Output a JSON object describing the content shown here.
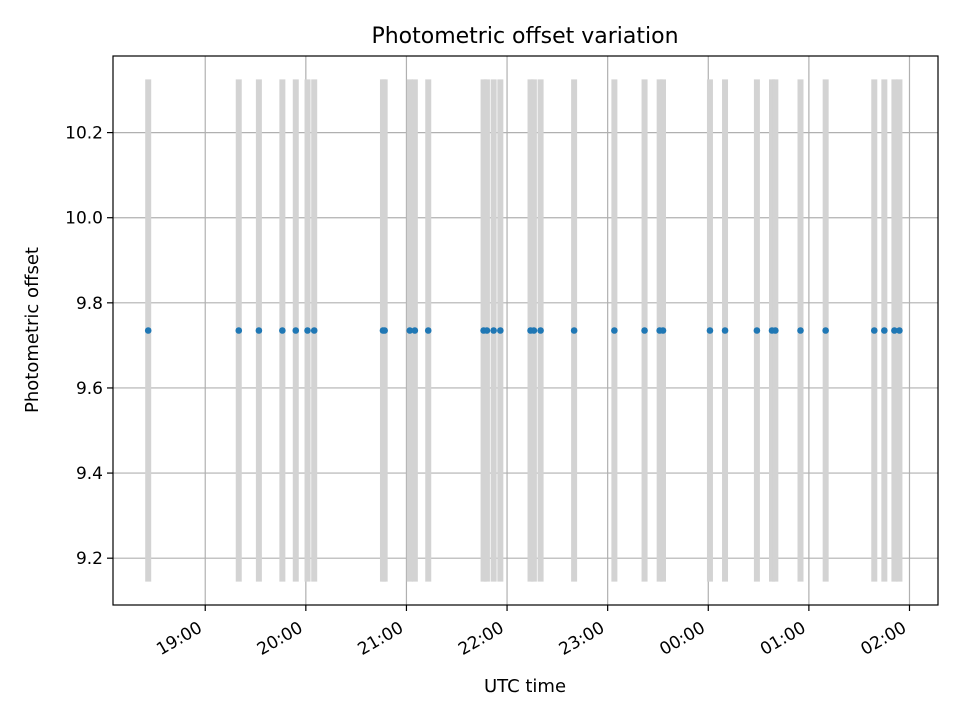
{
  "chart_data": {
    "type": "scatter",
    "title": "Photometric offset variation",
    "xlabel": "UTC time",
    "ylabel": "Photometric offset",
    "grid": true,
    "colors": {
      "point": "#1f77b4",
      "errorbar": "#d3d3d3"
    },
    "xlim": [
      "18:05",
      "02:17"
    ],
    "ylim": [
      9.09,
      10.38
    ],
    "x_ticks": [
      "19:00",
      "20:00",
      "21:00",
      "22:00",
      "23:00",
      "00:00",
      "01:00",
      "02:00"
    ],
    "y_ticks": [
      "9.2",
      "9.4",
      "9.6",
      "9.8",
      "10.0",
      "10.2"
    ],
    "error_range": [
      9.145,
      10.325
    ],
    "series": [
      {
        "x": [
          "18:26",
          "19:20",
          "19:32",
          "19:46",
          "19:54",
          "20:01",
          "20:05",
          "20:46",
          "20:47",
          "21:02",
          "21:05",
          "21:13",
          "21:46",
          "21:48",
          "21:52",
          "21:56",
          "22:14",
          "22:16",
          "22:20",
          "22:40",
          "23:04",
          "23:22",
          "23:31",
          "23:33",
          "24:01",
          "24:10",
          "24:29",
          "24:38",
          "24:40",
          "24:55",
          "25:10",
          "25:39",
          "25:45",
          "25:51",
          "25:54"
        ],
        "y": [
          9.735,
          9.735,
          9.735,
          9.735,
          9.735,
          9.735,
          9.735,
          9.735,
          9.735,
          9.735,
          9.735,
          9.735,
          9.735,
          9.735,
          9.735,
          9.735,
          9.735,
          9.735,
          9.735,
          9.735,
          9.735,
          9.735,
          9.735,
          9.735,
          9.735,
          9.735,
          9.735,
          9.735,
          9.735,
          9.735,
          9.735,
          9.735,
          9.735,
          9.735,
          9.735
        ]
      }
    ]
  }
}
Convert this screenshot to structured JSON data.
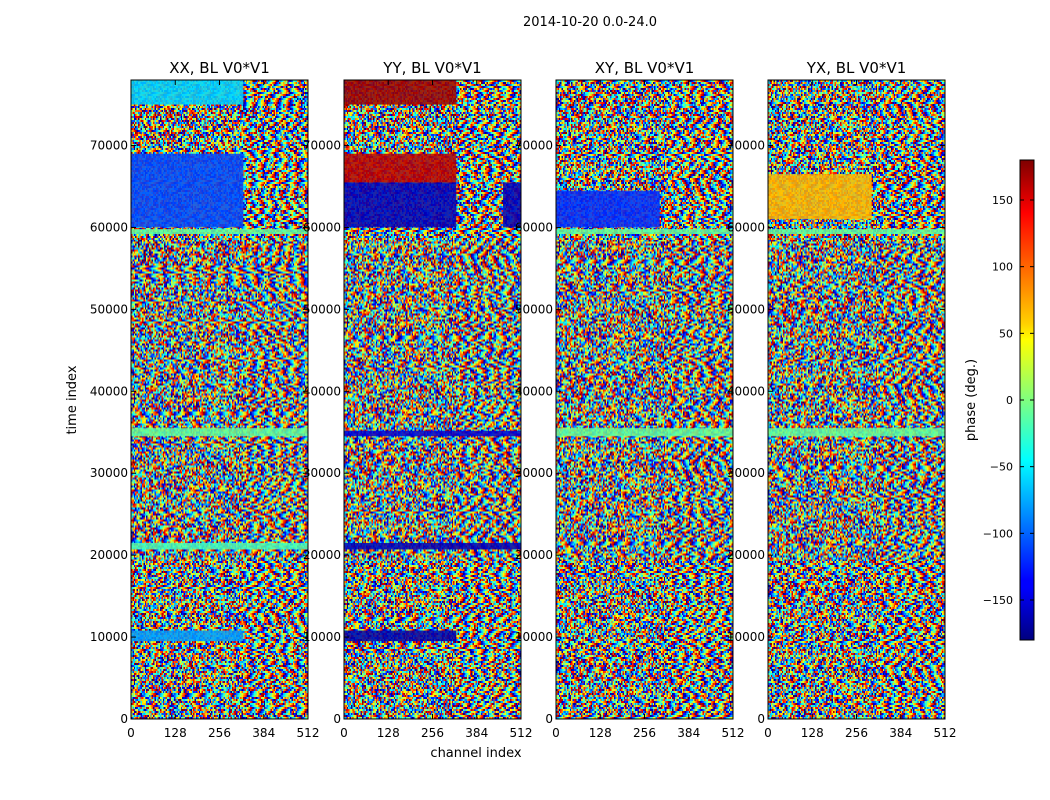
{
  "chart_data": {
    "type": "heatmap",
    "suptitle": "2014-10-20 0.0-24.0",
    "xlabel": "channel index",
    "ylabel": "time index",
    "xlim": [
      0,
      512
    ],
    "ylim": [
      0,
      78000
    ],
    "x_ticks": [
      0,
      128,
      256,
      384,
      512
    ],
    "y_ticks": [
      0,
      10000,
      20000,
      30000,
      40000,
      50000,
      60000,
      70000
    ],
    "colormap": "jet",
    "colorbar": {
      "label": "phase (deg.)",
      "range": [
        -180,
        180
      ],
      "ticks": [
        -150,
        -100,
        -50,
        0,
        50,
        100,
        150
      ],
      "tick_labels": [
        "−150",
        "−100",
        "−50",
        "0",
        "50",
        "100",
        "150"
      ]
    },
    "panels": [
      {
        "title": "XX, BL V0*V1",
        "bands": [
          {
            "y": [
              60000,
              69000
            ],
            "x": [
              0,
              325
            ],
            "phase": -110
          },
          {
            "y": [
              9500,
              10800
            ],
            "x": [
              0,
              325
            ],
            "phase": -80
          },
          {
            "y": [
              20700,
              21500
            ],
            "x": [
              0,
              512
            ],
            "phase": -20
          },
          {
            "y": [
              34500,
              35500
            ],
            "x": [
              0,
              512
            ],
            "phase": -10
          },
          {
            "y": [
              59200,
              59800
            ],
            "x": [
              0,
              512
            ],
            "phase": -10
          },
          {
            "y": [
              75000,
              78000
            ],
            "x": [
              0,
              325
            ],
            "phase": -60
          }
        ]
      },
      {
        "title": "YY, BL V0*V1",
        "bands": [
          {
            "y": [
              60000,
              65500
            ],
            "x": [
              0,
              325
            ],
            "phase": -160
          },
          {
            "y": [
              65500,
              69000
            ],
            "x": [
              0,
              325
            ],
            "phase": 160
          },
          {
            "y": [
              60000,
              65500
            ],
            "x": [
              460,
              512
            ],
            "phase": -160
          },
          {
            "y": [
              9500,
              10800
            ],
            "x": [
              0,
              325
            ],
            "phase": -165
          },
          {
            "y": [
              20700,
              21500
            ],
            "x": [
              0,
              512
            ],
            "phase": -160
          },
          {
            "y": [
              34500,
              35200
            ],
            "x": [
              0,
              512
            ],
            "phase": -150
          },
          {
            "y": [
              75000,
              78000
            ],
            "x": [
              0,
              325
            ],
            "phase": 170
          }
        ]
      },
      {
        "title": "XY, BL V0*V1",
        "bands": [
          {
            "y": [
              60000,
              64500
            ],
            "x": [
              0,
              300
            ],
            "phase": -120
          },
          {
            "y": [
              34500,
              35500
            ],
            "x": [
              0,
              512
            ],
            "phase": -10
          },
          {
            "y": [
              59200,
              59800
            ],
            "x": [
              0,
              512
            ],
            "phase": -10
          }
        ]
      },
      {
        "title": "YX, BL V0*V1",
        "bands": [
          {
            "y": [
              61000,
              66500
            ],
            "x": [
              0,
              300
            ],
            "phase": 70
          },
          {
            "y": [
              34500,
              35500
            ],
            "x": [
              0,
              512
            ],
            "phase": -10
          },
          {
            "y": [
              59200,
              59800
            ],
            "x": [
              0,
              512
            ],
            "phase": -10
          }
        ]
      }
    ]
  }
}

========================================================================

▸ **BRIEF**: Count the lines of the material that include the word "offset", then report only the total.

▸ **THE ANSWER**: 2